• **Written task**
Locate the lines where "Change" occurs and copy them as they stand.

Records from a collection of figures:
#####

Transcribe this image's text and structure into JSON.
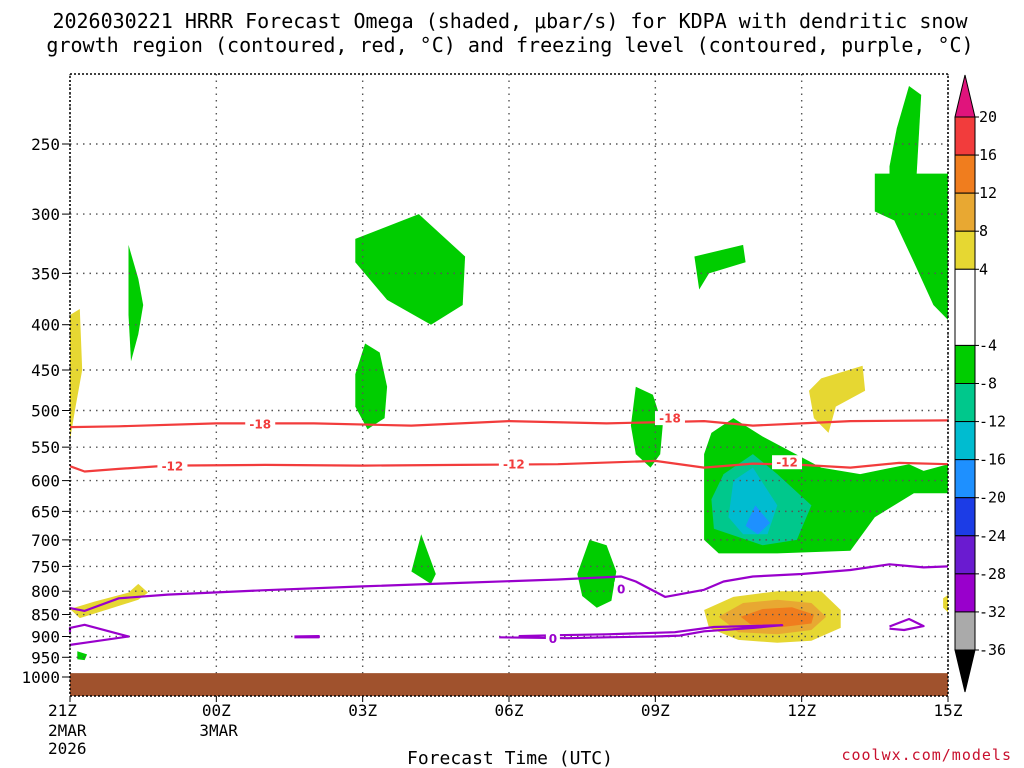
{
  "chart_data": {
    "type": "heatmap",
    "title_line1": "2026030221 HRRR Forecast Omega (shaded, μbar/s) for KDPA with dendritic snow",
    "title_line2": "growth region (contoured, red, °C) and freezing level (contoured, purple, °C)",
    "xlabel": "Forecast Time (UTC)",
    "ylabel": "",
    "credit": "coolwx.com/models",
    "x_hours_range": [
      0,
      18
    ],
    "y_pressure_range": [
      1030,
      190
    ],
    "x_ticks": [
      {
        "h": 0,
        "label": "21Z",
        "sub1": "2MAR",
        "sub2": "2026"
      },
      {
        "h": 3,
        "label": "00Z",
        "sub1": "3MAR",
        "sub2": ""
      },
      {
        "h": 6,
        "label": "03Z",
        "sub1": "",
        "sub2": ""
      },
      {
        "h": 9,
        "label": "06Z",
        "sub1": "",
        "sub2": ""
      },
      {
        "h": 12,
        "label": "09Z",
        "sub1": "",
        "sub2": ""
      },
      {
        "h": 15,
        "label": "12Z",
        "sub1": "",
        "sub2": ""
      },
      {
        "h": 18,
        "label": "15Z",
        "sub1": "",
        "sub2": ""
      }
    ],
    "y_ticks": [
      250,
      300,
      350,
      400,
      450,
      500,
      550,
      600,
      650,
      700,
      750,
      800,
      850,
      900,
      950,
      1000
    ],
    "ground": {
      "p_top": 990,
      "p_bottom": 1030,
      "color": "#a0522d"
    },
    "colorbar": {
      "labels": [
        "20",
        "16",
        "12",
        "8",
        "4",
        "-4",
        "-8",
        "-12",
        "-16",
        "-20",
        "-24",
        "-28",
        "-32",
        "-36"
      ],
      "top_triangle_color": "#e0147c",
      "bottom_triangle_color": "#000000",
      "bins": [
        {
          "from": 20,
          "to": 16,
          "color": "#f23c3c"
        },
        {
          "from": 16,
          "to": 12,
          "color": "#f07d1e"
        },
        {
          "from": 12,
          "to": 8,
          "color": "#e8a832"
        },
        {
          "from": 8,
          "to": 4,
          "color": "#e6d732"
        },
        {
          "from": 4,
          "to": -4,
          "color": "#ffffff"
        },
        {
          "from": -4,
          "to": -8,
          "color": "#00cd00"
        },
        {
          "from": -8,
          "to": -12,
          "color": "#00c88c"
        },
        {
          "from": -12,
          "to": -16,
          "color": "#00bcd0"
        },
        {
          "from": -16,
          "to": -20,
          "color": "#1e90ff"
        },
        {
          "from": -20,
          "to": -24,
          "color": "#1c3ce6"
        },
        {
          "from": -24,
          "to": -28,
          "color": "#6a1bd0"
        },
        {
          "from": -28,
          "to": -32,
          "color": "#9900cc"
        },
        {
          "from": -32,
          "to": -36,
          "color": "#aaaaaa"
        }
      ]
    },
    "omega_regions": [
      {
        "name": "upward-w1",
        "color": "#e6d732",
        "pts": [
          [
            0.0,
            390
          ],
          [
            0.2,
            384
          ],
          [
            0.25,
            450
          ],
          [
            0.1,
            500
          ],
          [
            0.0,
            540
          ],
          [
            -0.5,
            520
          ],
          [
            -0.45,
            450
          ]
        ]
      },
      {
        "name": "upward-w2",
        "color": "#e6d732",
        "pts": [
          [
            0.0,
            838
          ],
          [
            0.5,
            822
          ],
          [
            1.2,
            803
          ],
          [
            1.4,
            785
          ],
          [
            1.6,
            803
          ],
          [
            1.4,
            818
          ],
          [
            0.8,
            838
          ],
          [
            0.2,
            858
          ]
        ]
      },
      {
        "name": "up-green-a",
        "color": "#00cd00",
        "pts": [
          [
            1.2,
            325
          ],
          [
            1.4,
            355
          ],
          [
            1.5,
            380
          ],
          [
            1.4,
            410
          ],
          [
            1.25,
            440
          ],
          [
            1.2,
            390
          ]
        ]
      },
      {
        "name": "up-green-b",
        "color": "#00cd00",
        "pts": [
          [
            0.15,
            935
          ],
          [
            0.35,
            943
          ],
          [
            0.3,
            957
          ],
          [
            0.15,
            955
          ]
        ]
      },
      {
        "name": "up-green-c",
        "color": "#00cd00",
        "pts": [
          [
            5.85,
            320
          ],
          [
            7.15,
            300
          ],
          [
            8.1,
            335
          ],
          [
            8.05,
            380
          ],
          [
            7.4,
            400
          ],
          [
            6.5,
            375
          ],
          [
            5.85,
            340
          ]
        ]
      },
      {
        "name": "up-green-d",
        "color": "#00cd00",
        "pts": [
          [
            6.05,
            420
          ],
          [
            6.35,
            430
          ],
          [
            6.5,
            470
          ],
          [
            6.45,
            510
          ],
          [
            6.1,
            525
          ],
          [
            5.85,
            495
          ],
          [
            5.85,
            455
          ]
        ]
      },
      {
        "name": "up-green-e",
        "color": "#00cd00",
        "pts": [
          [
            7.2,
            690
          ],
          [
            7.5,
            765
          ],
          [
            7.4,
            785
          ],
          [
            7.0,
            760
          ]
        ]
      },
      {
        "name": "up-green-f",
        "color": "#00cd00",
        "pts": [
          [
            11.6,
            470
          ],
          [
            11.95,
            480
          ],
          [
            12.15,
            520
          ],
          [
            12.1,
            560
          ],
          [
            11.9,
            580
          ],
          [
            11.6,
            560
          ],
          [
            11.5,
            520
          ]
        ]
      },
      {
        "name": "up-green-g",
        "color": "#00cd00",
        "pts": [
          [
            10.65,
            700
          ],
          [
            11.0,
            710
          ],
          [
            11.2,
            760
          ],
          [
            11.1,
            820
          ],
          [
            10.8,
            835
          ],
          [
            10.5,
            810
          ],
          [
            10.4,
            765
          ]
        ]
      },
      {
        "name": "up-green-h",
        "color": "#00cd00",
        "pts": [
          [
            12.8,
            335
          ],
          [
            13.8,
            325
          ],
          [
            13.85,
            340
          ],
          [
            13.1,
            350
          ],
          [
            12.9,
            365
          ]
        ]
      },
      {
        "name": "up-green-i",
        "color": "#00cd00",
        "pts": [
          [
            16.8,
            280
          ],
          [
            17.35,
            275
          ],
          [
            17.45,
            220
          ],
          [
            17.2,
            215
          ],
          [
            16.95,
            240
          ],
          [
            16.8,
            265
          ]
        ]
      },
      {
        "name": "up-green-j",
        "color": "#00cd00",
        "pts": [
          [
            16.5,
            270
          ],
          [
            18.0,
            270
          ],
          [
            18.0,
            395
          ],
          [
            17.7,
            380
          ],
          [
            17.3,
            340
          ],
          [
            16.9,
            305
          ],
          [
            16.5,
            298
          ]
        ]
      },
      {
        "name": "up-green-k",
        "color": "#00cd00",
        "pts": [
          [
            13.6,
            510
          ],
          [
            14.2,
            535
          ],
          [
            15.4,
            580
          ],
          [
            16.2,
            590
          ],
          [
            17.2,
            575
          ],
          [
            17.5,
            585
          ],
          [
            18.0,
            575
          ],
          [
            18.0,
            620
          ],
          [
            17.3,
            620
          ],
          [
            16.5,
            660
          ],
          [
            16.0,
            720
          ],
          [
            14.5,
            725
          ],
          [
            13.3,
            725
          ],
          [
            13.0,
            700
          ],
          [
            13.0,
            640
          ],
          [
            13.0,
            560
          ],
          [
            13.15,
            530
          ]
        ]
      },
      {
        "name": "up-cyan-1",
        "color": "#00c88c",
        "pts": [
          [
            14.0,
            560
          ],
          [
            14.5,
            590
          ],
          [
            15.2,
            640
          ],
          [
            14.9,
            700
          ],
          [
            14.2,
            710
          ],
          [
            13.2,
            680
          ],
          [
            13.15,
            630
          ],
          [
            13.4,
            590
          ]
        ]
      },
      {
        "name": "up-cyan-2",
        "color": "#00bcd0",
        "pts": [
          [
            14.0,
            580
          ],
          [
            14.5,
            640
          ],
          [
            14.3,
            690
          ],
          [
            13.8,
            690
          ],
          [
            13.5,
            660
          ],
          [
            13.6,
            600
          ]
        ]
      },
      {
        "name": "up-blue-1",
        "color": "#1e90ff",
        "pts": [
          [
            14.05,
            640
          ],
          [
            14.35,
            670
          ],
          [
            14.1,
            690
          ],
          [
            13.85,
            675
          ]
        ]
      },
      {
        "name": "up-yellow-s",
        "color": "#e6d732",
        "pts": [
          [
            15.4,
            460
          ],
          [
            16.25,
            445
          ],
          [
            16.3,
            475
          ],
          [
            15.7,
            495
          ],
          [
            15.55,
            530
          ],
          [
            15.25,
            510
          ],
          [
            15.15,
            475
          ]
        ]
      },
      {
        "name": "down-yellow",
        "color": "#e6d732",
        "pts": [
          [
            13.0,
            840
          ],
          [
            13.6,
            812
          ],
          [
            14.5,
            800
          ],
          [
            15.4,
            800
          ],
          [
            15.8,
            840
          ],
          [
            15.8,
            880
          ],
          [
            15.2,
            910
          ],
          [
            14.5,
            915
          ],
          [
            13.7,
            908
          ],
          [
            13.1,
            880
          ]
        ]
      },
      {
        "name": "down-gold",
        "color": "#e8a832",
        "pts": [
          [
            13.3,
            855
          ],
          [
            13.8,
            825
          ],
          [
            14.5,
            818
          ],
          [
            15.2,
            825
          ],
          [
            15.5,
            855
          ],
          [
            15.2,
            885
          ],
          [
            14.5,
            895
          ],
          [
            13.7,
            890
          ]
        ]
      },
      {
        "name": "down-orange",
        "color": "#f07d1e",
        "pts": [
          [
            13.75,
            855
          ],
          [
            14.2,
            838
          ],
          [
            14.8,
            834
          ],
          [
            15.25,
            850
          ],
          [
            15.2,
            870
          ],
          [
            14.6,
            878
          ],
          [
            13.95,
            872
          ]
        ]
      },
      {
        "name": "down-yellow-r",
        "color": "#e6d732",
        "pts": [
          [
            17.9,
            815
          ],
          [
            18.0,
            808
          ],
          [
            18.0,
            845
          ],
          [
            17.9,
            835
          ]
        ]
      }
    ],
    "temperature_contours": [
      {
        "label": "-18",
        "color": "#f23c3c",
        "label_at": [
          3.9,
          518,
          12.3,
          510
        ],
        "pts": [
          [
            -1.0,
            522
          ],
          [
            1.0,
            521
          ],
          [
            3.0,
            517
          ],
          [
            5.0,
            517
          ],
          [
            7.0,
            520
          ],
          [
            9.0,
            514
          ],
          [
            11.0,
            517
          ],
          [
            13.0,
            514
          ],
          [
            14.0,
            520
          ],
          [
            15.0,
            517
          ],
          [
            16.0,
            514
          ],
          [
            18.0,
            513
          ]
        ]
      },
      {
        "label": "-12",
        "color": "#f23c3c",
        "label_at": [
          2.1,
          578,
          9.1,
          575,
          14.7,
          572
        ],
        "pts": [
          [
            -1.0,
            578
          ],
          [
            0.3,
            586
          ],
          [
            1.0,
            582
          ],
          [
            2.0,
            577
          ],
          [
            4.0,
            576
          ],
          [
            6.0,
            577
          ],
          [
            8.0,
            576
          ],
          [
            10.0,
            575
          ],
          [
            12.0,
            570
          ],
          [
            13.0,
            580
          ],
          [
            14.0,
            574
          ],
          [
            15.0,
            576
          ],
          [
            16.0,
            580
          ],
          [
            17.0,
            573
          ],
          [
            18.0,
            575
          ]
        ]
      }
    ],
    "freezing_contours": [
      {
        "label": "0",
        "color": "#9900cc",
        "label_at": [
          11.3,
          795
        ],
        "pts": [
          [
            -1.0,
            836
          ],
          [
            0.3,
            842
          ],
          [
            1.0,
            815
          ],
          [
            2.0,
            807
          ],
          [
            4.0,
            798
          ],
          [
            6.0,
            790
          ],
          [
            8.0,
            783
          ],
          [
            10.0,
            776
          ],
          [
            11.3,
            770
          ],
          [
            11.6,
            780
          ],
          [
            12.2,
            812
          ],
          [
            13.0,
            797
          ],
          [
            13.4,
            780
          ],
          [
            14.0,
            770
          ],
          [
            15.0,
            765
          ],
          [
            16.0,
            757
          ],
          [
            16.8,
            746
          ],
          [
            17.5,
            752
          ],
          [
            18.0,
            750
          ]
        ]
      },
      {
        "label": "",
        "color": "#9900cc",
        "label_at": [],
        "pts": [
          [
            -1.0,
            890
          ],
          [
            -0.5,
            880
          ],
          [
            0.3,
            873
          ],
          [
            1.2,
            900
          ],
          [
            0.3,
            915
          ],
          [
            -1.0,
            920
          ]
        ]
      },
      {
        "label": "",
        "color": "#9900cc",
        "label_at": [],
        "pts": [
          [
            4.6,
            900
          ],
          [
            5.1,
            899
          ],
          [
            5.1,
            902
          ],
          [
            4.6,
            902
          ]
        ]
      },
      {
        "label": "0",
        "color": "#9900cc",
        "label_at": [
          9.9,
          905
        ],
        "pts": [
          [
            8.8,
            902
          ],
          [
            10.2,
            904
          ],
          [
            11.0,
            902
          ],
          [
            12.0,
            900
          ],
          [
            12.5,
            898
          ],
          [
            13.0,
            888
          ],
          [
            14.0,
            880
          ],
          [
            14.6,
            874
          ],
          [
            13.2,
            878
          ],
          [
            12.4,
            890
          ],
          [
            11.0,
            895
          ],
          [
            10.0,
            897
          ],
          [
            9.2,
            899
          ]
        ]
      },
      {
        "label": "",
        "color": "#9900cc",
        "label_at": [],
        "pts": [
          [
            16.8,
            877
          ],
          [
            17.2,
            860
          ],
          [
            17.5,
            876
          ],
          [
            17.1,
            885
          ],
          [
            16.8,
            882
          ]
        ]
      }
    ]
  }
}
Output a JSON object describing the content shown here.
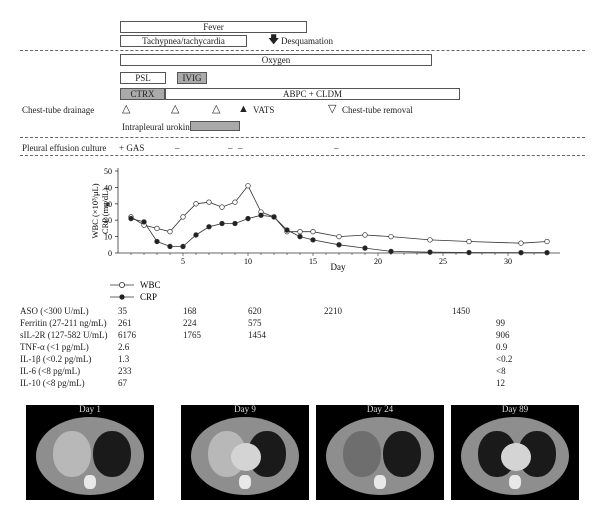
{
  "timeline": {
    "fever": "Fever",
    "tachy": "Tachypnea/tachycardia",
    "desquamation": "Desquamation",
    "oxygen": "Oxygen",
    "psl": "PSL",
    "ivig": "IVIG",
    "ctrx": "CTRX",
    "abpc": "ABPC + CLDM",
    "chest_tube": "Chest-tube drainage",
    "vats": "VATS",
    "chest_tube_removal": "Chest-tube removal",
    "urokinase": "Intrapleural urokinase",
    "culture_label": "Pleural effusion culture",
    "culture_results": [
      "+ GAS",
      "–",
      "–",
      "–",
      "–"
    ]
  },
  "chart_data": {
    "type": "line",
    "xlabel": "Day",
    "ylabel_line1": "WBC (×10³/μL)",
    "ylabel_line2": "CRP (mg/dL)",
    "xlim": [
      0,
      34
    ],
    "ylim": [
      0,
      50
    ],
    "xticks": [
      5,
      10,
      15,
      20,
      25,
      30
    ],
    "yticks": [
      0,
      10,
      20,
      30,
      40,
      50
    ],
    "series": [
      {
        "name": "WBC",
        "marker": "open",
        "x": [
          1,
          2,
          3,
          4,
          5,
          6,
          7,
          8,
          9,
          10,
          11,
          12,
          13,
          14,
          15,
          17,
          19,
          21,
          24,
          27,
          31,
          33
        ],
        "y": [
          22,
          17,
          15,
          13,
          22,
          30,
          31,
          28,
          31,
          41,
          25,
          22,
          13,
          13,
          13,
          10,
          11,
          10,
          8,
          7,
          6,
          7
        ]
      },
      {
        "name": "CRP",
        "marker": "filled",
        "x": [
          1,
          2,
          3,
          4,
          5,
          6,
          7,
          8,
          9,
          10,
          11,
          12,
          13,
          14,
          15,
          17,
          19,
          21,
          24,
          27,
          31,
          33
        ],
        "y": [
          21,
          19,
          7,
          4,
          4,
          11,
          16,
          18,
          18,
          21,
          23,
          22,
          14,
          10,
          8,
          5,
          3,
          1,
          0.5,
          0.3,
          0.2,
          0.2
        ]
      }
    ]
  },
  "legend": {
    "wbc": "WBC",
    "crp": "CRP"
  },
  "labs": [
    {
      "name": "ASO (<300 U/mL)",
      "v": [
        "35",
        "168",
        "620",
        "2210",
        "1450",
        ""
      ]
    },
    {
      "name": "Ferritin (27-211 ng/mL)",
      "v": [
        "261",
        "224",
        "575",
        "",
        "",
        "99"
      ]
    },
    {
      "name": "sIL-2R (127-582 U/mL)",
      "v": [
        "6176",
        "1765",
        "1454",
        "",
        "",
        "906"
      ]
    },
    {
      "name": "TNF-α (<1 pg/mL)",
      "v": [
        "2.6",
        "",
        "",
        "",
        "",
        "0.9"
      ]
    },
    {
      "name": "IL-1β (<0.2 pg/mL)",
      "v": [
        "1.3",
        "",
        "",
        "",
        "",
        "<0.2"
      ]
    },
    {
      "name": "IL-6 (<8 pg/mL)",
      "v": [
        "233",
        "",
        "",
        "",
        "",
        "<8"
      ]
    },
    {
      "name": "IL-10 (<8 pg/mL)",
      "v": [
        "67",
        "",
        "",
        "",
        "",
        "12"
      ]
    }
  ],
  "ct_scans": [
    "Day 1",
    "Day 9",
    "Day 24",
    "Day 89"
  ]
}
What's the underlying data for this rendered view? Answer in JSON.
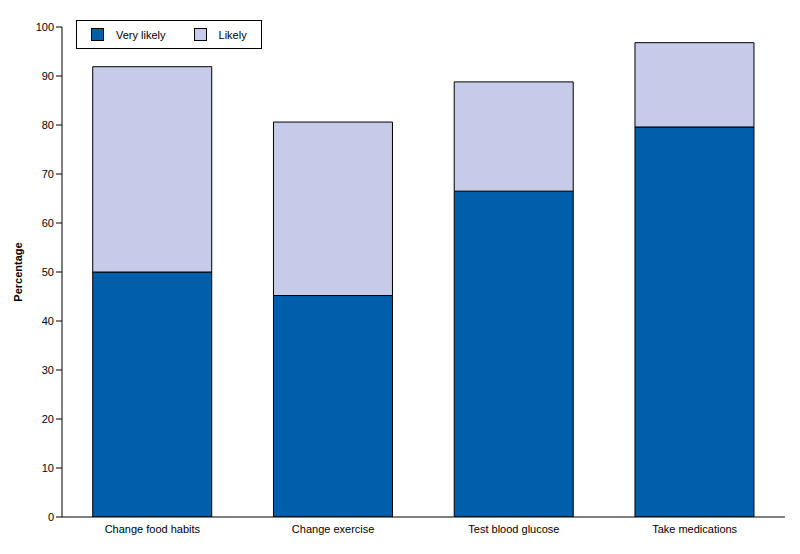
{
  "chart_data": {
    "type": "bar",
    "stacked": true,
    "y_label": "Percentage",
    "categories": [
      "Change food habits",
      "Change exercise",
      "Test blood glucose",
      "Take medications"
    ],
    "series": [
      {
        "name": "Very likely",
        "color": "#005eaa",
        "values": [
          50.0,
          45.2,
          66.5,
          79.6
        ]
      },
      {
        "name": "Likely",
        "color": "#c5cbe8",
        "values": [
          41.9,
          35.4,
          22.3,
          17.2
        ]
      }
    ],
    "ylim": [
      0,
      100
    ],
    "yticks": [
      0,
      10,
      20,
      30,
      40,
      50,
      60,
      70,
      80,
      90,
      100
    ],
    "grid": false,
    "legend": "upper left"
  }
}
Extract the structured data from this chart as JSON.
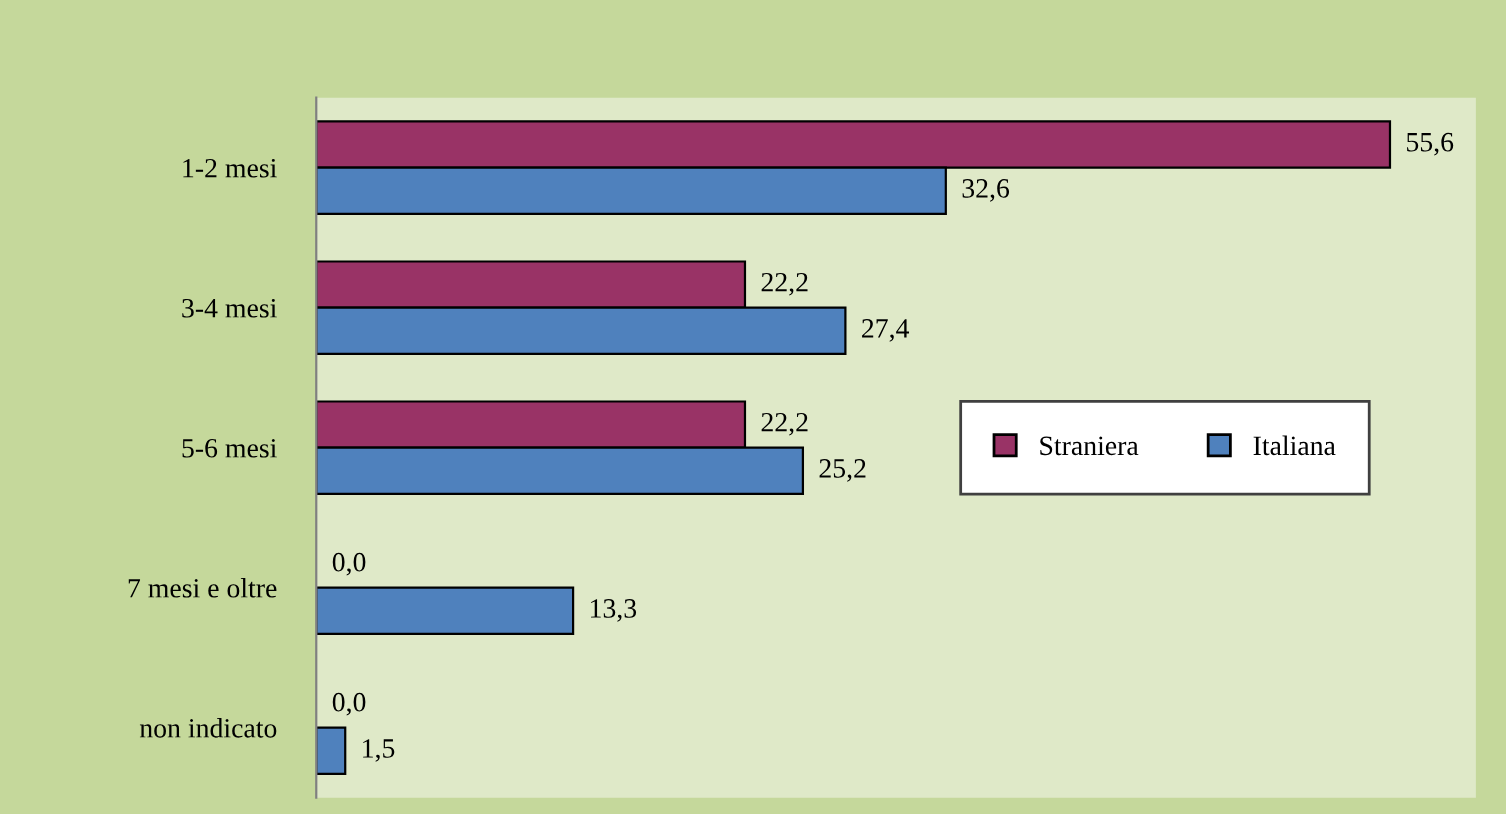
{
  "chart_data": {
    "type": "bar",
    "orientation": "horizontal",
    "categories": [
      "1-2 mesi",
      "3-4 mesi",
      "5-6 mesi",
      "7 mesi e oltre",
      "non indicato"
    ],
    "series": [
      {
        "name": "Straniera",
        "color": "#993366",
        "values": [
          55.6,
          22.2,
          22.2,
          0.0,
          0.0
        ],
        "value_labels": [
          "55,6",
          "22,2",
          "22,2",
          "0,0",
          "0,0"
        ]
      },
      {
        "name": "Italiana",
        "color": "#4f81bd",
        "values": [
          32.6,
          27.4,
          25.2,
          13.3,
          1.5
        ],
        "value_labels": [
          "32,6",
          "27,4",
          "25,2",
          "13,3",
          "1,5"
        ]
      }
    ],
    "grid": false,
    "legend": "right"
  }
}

#####

• **Finished exercise**
      "Change food habits",
      "Change exercise",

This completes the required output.